Stored dataset items =>
-- begin --

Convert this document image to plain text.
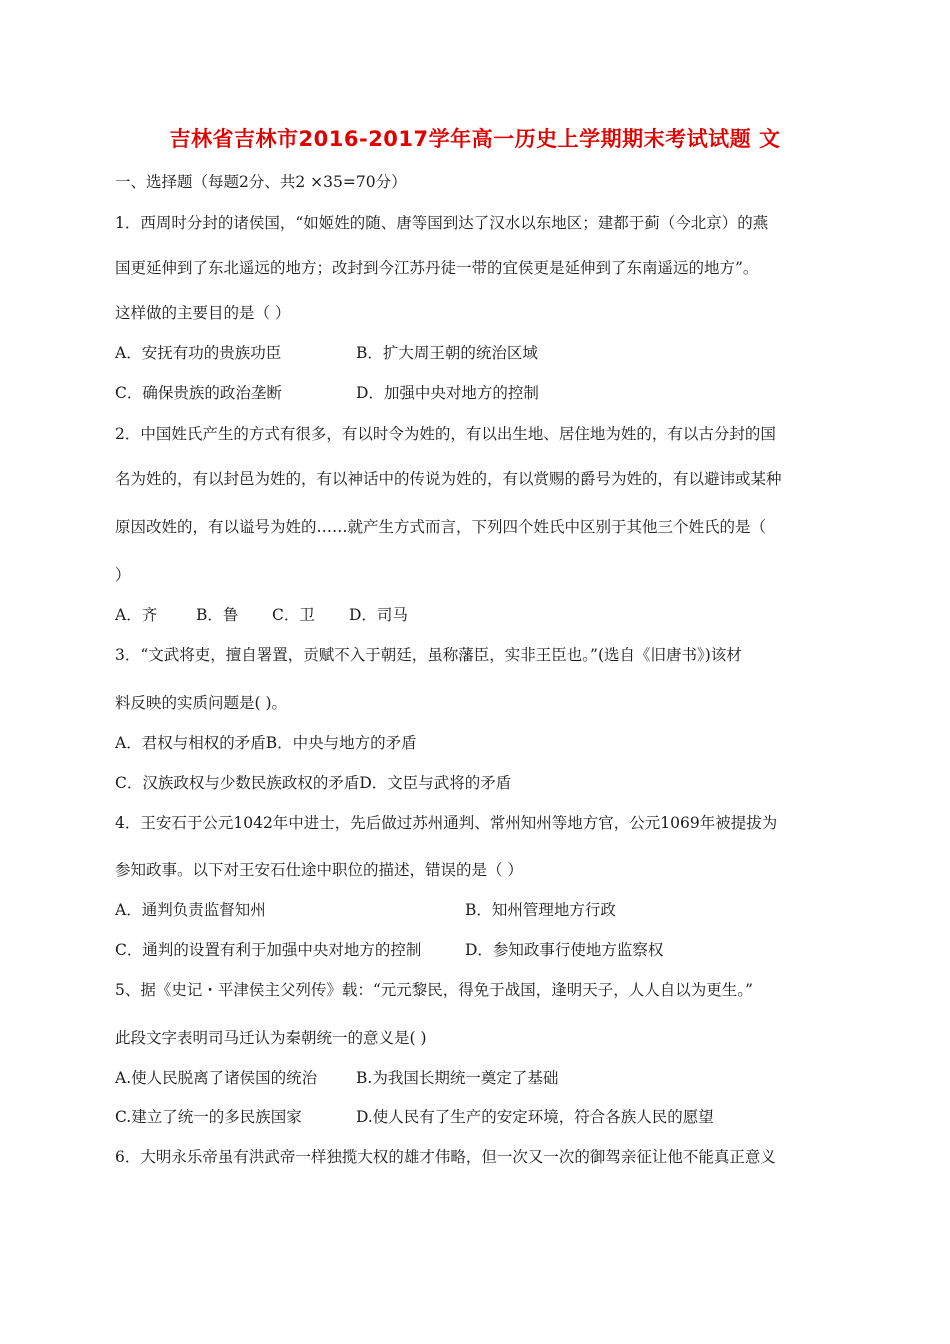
吉林省吉林市2016-2017学年高一历史上学期期末考试试题 文
一、选择题（每题2分、共2 ×35=70分）
1．西周时分封的诸侯国，“如姬姓的随、唐等国到达了汉水以东地区；建都于蓟（今北京）的燕
国更延伸到了东北遥远的地方；改封到今江苏丹徒一带的宜侯更是延伸到了东南遥远的地方”。
这样做的主要目的是（ ）
A．安抚有功的贵族功臣	B．扩大周王朝的统治区域
C．确保贵族的政治垄断	D．加强中央对地方的控制
2．中国姓氏产生的方式有很多，有以时令为姓的，有以出生地、居住地为姓的，有以古分封的国
名为姓的，有以封邑为姓的，有以神话中的传说为姓的，有以赏赐的爵号为姓的，有以避讳或某种
原因改姓的，有以谥号为姓的……就产生方式而言，下列四个姓氏中区别于其他三个姓氏的是（
）
A．齐	B．鲁 C．卫 D．司马
3．“文武将吏，擅自署置，贡赋不入于朝廷，虽称藩臣，实非王臣也。”(选自《旧唐书》)该材
料反映的实质问题是( )。
A．君权与相权的矛盾B．中央与地方的矛盾
C．汉族政权与少数民族政权的矛盾D．文臣与武将的矛盾
4．王安石于公元1042年中进士，先后做过苏州通判、常州知州等地方官，公元1069年被提拔为
参知政事。以下对王安石仕途中职位的描述，错误的是（ ）
A．通判负责监督知州	B．知州管理地方行政
C．通判的设置有利于加强中央对地方的控制	D．参知政事行使地方监察权
5、据《史记・平津侯主父列传》载：“元元黎民，得免于战国，逢明天子，人人自以为更生。”
此段文字表明司马迁认为秦朝统一的意义是( )
A.使人民脱离了诸侯国的统治	B.为我国长期统一奠定了基础
C.建立了统一的多民族国家	D.使人民有了生产的安定环境，符合各族人民的愿望
6．大明永乐帝虽有洪武帝一样独揽大权的雄才伟略，但一次又一次的御驾亲征让他不能真正意义
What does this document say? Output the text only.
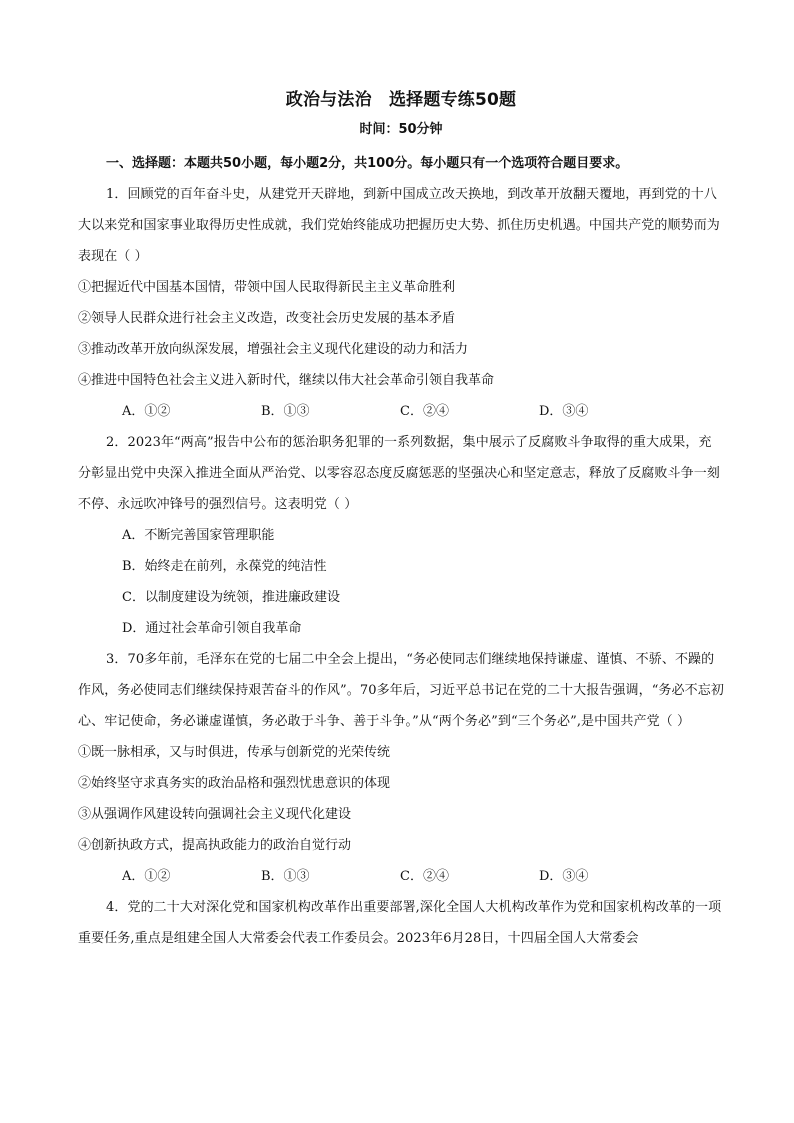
政治与法治　选择题专练50题
时间：50分钟
一、选择题：本题共50小题，每小题2分，共100分。每小题只有一个选项符合题目要求。
1．回顾党的百年奋斗史，从建党开天辟地，到新中国成立改天换地，到改革开放翻天覆地，再到党的十八大以来党和国家事业取得历史性成就，我们党始终能成功把握历史大势、抓住历史机遇。中国共产党的顺势而为表现在（ ）
①把握近代中国基本国情，带领中国人民取得新民主主义革命胜利
②领导人民群众进行社会主义改造，改变社会历史发展的基本矛盾
③推动改革开放向纵深发展，增强社会主义现代化建设的动力和活力
④推进中国特色社会主义进入新时代，继续以伟大社会革命引领自我革命
A．①②	B．①③	C．②④	D．③④
2．2023年“两高”报告中公布的惩治职务犯罪的一系列数据，集中展示了反腐败斗争取得的重大成果，充分彰显出党中央深入推进全面从严治党、以零容忍态度反腐惩恶的坚强决心和坚定意志，释放了反腐败斗争一刻不停、永远吹冲锋号的强烈信号。这表明党（ ）
A．不断完善国家管理职能
B．始终走在前列，永葆党的纯洁性
C．以制度建设为统领，推进廉政建设
D．通过社会革命引领自我革命
3．70多年前，毛泽东在党的七届二中全会上提出，“务必使同志们继续地保持谦虚、谨慎、不骄、不躁的作风，务必使同志们继续保持艰苦奋斗的作风”。70多年后，习近平总书记在党的二十大报告强调，“务必不忘初心、牢记使命，务必谦虚谨慎，务必敢于斗争、善于斗争。”从“两个务必”到“三个务必”,是中国共产党（ ）
①既一脉相承，又与时俱进，传承与创新党的光荣传统
②始终坚守求真务实的政治品格和强烈忧患意识的体现
③从强调作风建设转向强调社会主义现代化建设
④创新执政方式，提高执政能力的政治自觉行动
A．①②	B．①③	C．②④	D．③④
4．党的二十大对深化党和国家机构改革作出重要部署,深化全国人大机构改革作为党和国家机构改革的一项重要任务,重点是组建全国人大常委会代表工作委员会。2023年6月28日，十四届全国人大常委会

-- end --

STATED TASK => List each line of the records that holds the string "this".

EXPECTED ANSWER =>
Convert this document image to plain text.
What does this document say? Output the text only.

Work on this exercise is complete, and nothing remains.